Copy the following entries word for word, keeping every line the same.

## EXERCISE INPUT
+ + + + +

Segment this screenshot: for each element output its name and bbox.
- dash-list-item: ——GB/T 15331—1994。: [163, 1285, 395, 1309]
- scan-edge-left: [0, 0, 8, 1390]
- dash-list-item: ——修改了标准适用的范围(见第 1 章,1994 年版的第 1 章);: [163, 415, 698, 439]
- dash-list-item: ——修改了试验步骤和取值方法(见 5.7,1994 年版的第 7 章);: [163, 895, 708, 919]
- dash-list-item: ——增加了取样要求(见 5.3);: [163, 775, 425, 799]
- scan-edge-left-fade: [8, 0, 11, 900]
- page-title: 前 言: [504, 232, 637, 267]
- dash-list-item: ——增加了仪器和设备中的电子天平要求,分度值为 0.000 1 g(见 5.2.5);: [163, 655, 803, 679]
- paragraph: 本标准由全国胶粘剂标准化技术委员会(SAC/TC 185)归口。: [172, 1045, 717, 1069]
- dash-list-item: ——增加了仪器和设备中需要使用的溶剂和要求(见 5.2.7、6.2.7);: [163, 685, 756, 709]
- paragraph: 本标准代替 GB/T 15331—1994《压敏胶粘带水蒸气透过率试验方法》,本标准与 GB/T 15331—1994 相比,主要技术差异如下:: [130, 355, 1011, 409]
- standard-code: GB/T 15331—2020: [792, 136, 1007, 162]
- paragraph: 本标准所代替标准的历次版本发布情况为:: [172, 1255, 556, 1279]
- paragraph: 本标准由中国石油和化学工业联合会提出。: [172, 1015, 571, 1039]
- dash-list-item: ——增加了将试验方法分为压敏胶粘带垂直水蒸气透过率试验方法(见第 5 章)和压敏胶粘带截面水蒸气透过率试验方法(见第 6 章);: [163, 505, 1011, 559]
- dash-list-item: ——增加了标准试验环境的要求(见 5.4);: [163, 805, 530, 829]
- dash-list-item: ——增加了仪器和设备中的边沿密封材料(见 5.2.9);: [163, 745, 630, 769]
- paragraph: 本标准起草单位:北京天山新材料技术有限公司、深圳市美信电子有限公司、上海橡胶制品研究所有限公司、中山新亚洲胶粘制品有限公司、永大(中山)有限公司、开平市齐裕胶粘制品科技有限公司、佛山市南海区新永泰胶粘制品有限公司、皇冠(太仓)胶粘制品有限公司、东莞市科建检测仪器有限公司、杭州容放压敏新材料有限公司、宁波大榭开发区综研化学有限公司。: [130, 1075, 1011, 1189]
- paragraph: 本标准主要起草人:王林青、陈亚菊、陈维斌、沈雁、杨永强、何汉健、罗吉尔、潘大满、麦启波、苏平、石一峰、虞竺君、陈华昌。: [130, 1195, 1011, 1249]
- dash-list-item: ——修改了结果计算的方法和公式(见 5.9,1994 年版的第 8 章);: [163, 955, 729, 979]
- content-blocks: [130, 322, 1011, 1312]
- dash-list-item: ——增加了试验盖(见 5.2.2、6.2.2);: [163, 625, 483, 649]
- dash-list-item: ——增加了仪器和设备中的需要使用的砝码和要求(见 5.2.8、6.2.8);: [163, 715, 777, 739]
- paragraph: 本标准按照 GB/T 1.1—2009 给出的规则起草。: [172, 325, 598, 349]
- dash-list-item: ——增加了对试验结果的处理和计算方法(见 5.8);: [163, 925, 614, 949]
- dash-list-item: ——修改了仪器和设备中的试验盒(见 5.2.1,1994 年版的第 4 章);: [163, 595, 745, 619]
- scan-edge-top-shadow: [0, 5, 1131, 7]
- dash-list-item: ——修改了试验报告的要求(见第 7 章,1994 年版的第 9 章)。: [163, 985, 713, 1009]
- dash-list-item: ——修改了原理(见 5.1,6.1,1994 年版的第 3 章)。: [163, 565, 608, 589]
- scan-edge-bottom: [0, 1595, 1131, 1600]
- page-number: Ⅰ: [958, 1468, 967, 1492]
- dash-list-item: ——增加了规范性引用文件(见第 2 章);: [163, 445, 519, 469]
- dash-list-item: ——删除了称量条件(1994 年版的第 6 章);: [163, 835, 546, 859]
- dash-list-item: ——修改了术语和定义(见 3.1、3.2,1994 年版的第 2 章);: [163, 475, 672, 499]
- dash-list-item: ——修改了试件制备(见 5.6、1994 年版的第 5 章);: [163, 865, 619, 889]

+ + + + +

## FULL ANSWER
Segment this screenshot: for each element output its name and bbox.
- dash-list-item: ——GB/T 15331—1994。: [163, 1285, 395, 1309]
- scan-edge-left: [0, 0, 8, 1390]
- dash-list-item: ——修改了标准适用的范围(见第 1 章,1994 年版的第 1 章);: [163, 415, 698, 439]
- dash-list-item: ——修改了试验步骤和取值方法(见 5.7,1994 年版的第 7 章);: [163, 895, 708, 919]
- dash-list-item: ——增加了取样要求(见 5.3);: [163, 775, 425, 799]
- scan-edge-left-fade: [8, 0, 11, 900]
- page-title: 前 言: [504, 232, 637, 267]
- dash-list-item: ——增加了仪器和设备中的电子天平要求,分度值为 0.000 1 g(见 5.2.5);: [163, 655, 803, 679]
- paragraph: 本标准由全国胶粘剂标准化技术委员会(SAC/TC 185)归口。: [172, 1045, 717, 1069]
- dash-list-item: ——增加了仪器和设备中需要使用的溶剂和要求(见 5.2.7、6.2.7);: [163, 685, 756, 709]
- paragraph: 本标准代替 GB/T 15331—1994《压敏胶粘带水蒸气透过率试验方法》,本标准与 GB/T 15331—1994 相比,主要技术差异如下:: [130, 355, 1011, 409]
- standard-code: GB/T 15331—2020: [792, 136, 1007, 162]
- paragraph: 本标准所代替标准的历次版本发布情况为:: [172, 1255, 556, 1279]
- paragraph: 本标准由中国石油和化学工业联合会提出。: [172, 1015, 571, 1039]
- dash-list-item: ——增加了将试验方法分为压敏胶粘带垂直水蒸气透过率试验方法(见第 5 章)和压敏胶粘带截面水蒸气透过率试验方法(见第 6 章);: [163, 505, 1011, 559]
- dash-list-item: ——增加了标准试验环境的要求(见 5.4);: [163, 805, 530, 829]
- dash-list-item: ——增加了仪器和设备中的边沿密封材料(见 5.2.9);: [163, 745, 630, 769]
- paragraph: 本标准起草单位:北京天山新材料技术有限公司、深圳市美信电子有限公司、上海橡胶制品研究所有限公司、中山新亚洲胶粘制品有限公司、永大(中山)有限公司、开平市齐裕胶粘制品科技有限公司、佛山市南海区新永泰胶粘制品有限公司、皇冠(太仓)胶粘制品有限公司、东莞市科建检测仪器有限公司、杭州容放压敏新材料有限公司、宁波大榭开发区综研化学有限公司。: [130, 1075, 1011, 1189]
- paragraph: 本标准主要起草人:王林青、陈亚菊、陈维斌、沈雁、杨永强、何汉健、罗吉尔、潘大满、麦启波、苏平、石一峰、虞竺君、陈华昌。: [130, 1195, 1011, 1249]
- dash-list-item: ——修改了结果计算的方法和公式(见 5.9,1994 年版的第 8 章);: [163, 955, 729, 979]
- content-blocks: [130, 322, 1011, 1312]
- dash-list-item: ——增加了试验盖(见 5.2.2、6.2.2);: [163, 625, 483, 649]
- dash-list-item: ——增加了仪器和设备中的需要使用的砝码和要求(见 5.2.8、6.2.8);: [163, 715, 777, 739]
- paragraph: 本标准按照 GB/T 1.1—2009 给出的规则起草。: [172, 325, 598, 349]
- dash-list-item: ——增加了对试验结果的处理和计算方法(见 5.8);: [163, 925, 614, 949]
- dash-list-item: ——修改了仪器和设备中的试验盒(见 5.2.1,1994 年版的第 4 章);: [163, 595, 745, 619]
- scan-edge-top-shadow: [0, 5, 1131, 7]
- dash-list-item: ——修改了试验报告的要求(见第 7 章,1994 年版的第 9 章)。: [163, 985, 713, 1009]
- dash-list-item: ——修改了原理(见 5.1,6.1,1994 年版的第 3 章)。: [163, 565, 608, 589]
- scan-edge-bottom: [0, 1595, 1131, 1600]
- page-number: Ⅰ: [958, 1468, 967, 1492]
- dash-list-item: ——增加了规范性引用文件(见第 2 章);: [163, 445, 519, 469]
- dash-list-item: ——删除了称量条件(1994 年版的第 6 章);: [163, 835, 546, 859]
- dash-list-item: ——修改了术语和定义(见 3.1、3.2,1994 年版的第 2 章);: [163, 475, 672, 499]
- dash-list-item: ——修改了试件制备(见 5.6、1994 年版的第 5 章);: [163, 865, 619, 889]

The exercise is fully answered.